=== Stored records ===

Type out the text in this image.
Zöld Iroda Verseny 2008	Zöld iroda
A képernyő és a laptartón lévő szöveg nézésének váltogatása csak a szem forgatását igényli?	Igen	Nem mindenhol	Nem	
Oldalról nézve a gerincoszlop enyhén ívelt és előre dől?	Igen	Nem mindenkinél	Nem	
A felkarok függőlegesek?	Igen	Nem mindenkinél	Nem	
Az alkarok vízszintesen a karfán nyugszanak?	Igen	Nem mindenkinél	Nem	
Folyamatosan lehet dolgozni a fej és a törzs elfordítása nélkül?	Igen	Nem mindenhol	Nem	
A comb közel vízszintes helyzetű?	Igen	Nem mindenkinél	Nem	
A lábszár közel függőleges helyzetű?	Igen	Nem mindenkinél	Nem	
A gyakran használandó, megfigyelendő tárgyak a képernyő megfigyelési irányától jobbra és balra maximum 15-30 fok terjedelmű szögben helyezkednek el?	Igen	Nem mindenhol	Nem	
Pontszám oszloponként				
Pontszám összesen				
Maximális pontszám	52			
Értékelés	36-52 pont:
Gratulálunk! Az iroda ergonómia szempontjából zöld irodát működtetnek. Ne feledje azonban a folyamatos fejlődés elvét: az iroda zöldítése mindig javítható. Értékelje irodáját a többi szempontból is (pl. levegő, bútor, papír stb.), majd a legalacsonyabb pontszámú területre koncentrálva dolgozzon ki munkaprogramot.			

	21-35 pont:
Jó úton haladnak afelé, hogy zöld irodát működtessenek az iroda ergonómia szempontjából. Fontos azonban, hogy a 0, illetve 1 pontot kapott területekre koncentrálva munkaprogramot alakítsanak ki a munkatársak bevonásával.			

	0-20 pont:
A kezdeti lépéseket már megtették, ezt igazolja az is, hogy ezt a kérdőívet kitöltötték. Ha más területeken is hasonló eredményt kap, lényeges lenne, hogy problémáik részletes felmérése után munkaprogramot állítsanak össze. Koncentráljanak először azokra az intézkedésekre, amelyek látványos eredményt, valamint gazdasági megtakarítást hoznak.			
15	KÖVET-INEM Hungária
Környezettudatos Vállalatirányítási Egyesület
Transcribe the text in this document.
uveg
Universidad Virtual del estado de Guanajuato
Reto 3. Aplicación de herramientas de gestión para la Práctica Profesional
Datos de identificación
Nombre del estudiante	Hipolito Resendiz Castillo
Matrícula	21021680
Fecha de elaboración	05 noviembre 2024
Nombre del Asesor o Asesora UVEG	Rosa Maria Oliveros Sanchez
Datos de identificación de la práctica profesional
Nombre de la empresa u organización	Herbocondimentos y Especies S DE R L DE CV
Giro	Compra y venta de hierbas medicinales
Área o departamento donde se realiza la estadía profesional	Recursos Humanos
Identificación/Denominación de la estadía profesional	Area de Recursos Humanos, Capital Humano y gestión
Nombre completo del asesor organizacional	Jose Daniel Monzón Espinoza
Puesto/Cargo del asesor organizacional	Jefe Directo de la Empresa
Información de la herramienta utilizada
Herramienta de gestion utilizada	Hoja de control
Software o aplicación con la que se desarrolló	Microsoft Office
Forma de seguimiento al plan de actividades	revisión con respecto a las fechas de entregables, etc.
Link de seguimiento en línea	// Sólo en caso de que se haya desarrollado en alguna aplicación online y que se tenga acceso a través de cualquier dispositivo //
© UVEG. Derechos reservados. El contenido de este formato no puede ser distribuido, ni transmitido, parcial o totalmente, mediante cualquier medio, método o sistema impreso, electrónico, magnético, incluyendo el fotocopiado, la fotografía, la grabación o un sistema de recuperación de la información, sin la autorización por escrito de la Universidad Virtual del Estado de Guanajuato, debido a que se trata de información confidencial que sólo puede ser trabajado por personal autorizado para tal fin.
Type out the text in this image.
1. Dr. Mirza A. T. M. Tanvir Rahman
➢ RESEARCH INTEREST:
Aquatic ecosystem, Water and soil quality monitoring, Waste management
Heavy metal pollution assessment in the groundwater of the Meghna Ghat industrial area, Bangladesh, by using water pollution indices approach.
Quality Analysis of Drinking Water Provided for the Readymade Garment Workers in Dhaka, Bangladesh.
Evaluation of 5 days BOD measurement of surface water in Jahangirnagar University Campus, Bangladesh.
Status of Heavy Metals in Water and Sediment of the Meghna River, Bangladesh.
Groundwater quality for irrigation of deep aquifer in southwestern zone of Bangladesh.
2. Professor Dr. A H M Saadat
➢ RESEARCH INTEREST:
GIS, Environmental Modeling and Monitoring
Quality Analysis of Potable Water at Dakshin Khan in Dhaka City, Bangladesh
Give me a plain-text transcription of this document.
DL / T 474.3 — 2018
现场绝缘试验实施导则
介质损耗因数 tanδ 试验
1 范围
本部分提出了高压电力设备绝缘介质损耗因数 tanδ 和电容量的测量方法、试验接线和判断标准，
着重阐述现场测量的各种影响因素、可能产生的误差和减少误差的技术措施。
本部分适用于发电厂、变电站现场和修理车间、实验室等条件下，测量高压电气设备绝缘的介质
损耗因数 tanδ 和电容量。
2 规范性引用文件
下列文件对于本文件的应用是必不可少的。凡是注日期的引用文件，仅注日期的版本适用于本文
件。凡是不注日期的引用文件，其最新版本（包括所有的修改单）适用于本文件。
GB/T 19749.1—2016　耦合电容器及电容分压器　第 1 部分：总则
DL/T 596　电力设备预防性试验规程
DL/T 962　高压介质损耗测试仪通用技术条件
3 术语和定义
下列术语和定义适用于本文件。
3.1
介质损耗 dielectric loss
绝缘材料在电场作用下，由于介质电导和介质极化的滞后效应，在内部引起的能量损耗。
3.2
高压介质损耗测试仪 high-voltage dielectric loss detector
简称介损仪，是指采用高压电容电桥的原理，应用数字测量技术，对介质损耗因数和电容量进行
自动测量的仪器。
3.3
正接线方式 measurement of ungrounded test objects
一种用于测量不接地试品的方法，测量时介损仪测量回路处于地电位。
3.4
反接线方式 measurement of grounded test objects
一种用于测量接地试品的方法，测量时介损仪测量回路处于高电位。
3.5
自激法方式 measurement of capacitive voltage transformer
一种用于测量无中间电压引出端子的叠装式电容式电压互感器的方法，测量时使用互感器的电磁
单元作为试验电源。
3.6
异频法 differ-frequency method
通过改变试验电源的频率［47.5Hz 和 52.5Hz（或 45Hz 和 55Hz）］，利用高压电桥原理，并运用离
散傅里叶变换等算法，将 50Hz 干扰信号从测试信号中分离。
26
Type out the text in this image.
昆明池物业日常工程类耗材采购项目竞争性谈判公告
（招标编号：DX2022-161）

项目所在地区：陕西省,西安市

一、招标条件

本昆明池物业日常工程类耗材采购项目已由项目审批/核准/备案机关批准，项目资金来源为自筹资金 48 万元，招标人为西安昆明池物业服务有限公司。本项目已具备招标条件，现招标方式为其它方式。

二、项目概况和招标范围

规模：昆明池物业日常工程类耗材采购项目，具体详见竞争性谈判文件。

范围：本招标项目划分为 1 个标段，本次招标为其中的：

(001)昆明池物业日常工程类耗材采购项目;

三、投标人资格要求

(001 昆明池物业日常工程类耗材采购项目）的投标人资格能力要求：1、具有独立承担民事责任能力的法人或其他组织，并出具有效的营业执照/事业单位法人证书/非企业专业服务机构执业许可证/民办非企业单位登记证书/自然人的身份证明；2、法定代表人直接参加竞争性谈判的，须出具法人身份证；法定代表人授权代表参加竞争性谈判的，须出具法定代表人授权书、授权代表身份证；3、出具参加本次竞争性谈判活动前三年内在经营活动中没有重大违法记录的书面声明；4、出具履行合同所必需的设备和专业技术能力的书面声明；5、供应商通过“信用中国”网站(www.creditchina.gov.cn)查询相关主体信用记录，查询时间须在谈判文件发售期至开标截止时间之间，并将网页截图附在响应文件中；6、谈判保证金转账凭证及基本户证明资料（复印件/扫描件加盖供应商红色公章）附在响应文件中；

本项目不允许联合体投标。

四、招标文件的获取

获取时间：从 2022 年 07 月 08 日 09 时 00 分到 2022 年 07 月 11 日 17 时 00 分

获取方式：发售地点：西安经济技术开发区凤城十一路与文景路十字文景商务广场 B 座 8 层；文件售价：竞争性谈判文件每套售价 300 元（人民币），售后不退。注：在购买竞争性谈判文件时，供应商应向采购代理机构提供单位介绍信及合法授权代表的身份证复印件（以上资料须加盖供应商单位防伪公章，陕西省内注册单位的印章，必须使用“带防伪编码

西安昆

===

__Task brief__: Give the number of lines that hold the word "Humanos" in these records, with nothing added.

__Response__: 2